··· Record set ···
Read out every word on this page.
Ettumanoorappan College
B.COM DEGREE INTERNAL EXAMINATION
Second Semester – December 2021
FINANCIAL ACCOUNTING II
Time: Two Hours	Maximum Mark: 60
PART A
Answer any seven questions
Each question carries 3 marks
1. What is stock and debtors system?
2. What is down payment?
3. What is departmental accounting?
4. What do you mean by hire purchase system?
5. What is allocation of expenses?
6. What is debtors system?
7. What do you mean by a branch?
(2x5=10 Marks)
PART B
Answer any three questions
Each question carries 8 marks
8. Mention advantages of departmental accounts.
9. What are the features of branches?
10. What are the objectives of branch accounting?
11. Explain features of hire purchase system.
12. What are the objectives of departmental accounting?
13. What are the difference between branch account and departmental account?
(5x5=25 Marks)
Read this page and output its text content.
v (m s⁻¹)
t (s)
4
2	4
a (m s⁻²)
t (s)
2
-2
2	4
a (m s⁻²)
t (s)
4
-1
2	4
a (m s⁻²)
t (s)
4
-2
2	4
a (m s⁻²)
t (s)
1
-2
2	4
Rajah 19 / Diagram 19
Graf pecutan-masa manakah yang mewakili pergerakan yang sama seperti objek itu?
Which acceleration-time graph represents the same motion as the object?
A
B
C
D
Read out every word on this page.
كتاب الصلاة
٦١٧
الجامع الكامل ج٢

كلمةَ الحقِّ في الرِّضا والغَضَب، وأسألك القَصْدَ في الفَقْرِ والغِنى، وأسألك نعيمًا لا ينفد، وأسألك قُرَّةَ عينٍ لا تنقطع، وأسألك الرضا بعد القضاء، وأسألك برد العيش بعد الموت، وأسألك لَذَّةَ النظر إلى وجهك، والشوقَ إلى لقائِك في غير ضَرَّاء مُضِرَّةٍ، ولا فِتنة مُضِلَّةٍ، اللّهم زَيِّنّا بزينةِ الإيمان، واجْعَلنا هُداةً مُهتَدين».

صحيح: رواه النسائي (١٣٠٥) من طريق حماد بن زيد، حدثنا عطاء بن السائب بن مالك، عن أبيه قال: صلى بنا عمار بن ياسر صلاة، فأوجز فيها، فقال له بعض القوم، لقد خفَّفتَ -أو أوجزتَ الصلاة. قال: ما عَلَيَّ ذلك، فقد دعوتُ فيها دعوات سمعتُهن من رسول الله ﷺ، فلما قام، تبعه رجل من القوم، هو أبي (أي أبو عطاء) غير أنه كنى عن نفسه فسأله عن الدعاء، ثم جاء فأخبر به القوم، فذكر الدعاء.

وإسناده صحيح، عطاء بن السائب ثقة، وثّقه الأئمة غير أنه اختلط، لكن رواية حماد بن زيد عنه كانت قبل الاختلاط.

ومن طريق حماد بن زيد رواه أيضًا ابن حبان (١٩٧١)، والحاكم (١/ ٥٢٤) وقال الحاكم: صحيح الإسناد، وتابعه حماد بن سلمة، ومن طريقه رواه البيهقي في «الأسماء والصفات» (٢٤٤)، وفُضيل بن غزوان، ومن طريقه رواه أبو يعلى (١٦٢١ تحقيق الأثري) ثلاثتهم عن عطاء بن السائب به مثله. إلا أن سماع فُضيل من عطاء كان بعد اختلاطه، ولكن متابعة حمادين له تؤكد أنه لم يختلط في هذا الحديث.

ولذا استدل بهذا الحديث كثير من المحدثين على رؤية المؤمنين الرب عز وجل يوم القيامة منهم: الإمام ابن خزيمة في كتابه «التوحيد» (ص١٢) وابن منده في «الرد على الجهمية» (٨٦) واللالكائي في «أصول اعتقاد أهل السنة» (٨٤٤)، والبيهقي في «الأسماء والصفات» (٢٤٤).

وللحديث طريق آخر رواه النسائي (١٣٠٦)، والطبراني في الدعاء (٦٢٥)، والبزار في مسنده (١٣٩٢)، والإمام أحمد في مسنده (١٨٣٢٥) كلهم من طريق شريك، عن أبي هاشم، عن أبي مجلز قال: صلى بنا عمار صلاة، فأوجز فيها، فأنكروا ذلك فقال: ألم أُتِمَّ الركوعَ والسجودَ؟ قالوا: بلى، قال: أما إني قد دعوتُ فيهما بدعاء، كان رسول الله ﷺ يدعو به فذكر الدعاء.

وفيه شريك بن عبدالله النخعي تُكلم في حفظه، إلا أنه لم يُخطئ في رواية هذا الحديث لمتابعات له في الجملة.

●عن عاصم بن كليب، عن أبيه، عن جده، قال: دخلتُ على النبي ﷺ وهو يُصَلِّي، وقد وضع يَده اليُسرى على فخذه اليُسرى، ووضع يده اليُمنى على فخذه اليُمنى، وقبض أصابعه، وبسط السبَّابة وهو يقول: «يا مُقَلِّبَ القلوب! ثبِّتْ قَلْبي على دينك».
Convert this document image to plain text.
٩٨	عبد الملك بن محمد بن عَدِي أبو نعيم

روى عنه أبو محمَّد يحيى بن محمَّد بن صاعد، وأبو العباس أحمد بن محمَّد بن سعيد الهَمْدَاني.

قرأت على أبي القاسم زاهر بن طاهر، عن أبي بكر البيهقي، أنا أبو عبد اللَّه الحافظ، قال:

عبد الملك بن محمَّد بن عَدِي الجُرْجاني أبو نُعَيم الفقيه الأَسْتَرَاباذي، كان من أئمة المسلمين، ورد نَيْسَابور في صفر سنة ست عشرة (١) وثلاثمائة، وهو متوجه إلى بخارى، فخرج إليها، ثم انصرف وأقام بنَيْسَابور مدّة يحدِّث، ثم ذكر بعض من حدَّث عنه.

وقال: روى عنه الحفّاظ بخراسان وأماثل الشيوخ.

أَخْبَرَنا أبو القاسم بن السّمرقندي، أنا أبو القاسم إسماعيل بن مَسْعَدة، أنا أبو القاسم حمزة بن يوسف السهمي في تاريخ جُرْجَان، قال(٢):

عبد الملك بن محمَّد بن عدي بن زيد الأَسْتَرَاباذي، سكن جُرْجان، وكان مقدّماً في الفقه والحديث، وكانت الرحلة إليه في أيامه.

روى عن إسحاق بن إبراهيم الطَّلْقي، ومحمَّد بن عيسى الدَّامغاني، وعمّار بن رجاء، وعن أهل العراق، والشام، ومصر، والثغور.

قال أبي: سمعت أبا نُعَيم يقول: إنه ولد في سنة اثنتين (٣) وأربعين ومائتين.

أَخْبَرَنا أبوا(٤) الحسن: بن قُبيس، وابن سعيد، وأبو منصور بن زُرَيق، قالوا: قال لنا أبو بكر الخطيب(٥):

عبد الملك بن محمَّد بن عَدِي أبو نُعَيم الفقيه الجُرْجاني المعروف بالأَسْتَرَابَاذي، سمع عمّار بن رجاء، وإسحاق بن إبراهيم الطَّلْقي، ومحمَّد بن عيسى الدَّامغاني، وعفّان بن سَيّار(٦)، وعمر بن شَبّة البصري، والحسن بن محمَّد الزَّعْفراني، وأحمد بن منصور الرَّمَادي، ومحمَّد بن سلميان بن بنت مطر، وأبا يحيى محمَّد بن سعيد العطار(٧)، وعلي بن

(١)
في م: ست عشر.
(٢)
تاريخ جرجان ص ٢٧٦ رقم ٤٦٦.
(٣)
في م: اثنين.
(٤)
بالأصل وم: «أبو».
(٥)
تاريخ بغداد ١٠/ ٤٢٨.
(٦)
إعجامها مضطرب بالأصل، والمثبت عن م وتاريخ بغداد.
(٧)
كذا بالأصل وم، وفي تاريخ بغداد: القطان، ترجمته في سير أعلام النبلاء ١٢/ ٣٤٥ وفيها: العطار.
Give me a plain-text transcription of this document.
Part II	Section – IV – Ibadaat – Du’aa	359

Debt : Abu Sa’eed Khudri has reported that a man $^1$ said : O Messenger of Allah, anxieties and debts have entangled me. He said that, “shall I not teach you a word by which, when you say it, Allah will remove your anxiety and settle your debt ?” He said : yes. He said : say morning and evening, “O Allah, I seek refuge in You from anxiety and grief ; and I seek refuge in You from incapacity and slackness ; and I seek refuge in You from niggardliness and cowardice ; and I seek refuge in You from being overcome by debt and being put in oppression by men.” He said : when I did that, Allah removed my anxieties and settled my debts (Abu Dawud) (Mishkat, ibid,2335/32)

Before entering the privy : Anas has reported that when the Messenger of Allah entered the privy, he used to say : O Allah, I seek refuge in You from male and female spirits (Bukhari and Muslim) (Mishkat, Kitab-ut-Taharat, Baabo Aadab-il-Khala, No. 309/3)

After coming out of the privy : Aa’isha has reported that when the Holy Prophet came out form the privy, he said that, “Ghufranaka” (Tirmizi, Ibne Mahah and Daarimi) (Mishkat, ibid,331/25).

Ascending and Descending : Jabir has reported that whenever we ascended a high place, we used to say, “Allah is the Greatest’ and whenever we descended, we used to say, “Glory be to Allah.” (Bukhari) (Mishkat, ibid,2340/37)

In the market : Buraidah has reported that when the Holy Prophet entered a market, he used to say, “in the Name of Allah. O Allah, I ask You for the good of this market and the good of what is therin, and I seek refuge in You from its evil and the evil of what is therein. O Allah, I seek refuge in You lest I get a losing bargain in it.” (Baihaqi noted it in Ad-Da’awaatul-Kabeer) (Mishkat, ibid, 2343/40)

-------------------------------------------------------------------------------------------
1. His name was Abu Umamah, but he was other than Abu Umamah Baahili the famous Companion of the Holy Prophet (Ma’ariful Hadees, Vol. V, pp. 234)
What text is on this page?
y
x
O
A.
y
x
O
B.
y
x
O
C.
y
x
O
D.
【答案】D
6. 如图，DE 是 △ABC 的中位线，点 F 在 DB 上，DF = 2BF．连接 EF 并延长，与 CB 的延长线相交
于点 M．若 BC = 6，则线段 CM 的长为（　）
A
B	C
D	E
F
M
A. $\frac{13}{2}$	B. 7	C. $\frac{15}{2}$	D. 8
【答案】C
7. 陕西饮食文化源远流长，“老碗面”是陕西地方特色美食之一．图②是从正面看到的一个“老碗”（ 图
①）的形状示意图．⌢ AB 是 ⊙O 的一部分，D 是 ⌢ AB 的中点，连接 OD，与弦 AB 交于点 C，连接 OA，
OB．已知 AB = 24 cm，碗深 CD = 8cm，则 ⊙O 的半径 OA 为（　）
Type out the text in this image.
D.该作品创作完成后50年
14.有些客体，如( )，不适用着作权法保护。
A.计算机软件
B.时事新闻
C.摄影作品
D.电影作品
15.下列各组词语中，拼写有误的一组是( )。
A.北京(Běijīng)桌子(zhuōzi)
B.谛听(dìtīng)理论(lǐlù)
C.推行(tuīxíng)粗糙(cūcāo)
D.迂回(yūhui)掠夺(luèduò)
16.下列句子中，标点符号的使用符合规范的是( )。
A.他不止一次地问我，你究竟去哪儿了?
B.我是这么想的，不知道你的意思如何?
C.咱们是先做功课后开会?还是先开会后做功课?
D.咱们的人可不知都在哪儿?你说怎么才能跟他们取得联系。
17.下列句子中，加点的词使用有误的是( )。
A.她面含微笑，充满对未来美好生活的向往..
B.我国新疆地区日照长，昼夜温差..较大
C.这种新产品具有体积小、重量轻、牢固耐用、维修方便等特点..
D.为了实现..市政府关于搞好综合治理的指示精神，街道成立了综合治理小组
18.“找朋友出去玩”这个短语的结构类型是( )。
···
Your instructions - Only lines with "الدعاء" are wanted here; list each of them.

Answer for this exercise -
صحيح: رواه النسائي (١٣٠٥) من طريق حماد بن زيد، حدثنا عطاء بن السائب بن مالك، عن أبيه قال: صلى بنا عمار بن ياسر صلاة، فأوجز فيها، فقال له بعض القوم، لقد خفَّفتَ -أو أوجزتَ الصلاة. قال: ما عَلَيَّ ذلك، فقد دعوتُ فيها دعوات سمعتُهن من رسول الله ﷺ، فلما قام، تبعه رجل من القوم، هو أبي (أي أبو عطاء) غير أنه كنى عن نفسه فسأله عن الدعاء، ثم جاء فأخبر به القوم، فذكر الدعاء.
وللحديث طريق آخر رواه النسائي (١٣٠٦)، والطبراني في الدعاء (٦٢٥)، والبزار في مسنده (١٣٩٢)، والإمام أحمد في مسنده (١٨٣٢٥) كلهم من طريق شريك، عن أبي هاشم، عن أبي مجلز قال: صلى بنا عمار صلاة، فأوجز فيها، فأنكروا ذلك فقال: ألم أُتِمَّ الركوعَ والسجودَ؟ قالوا: بلى، قال: أما إني قد دعوتُ فيهما بدعاء، كان رسول الله ﷺ يدعو به فذكر الدعاء.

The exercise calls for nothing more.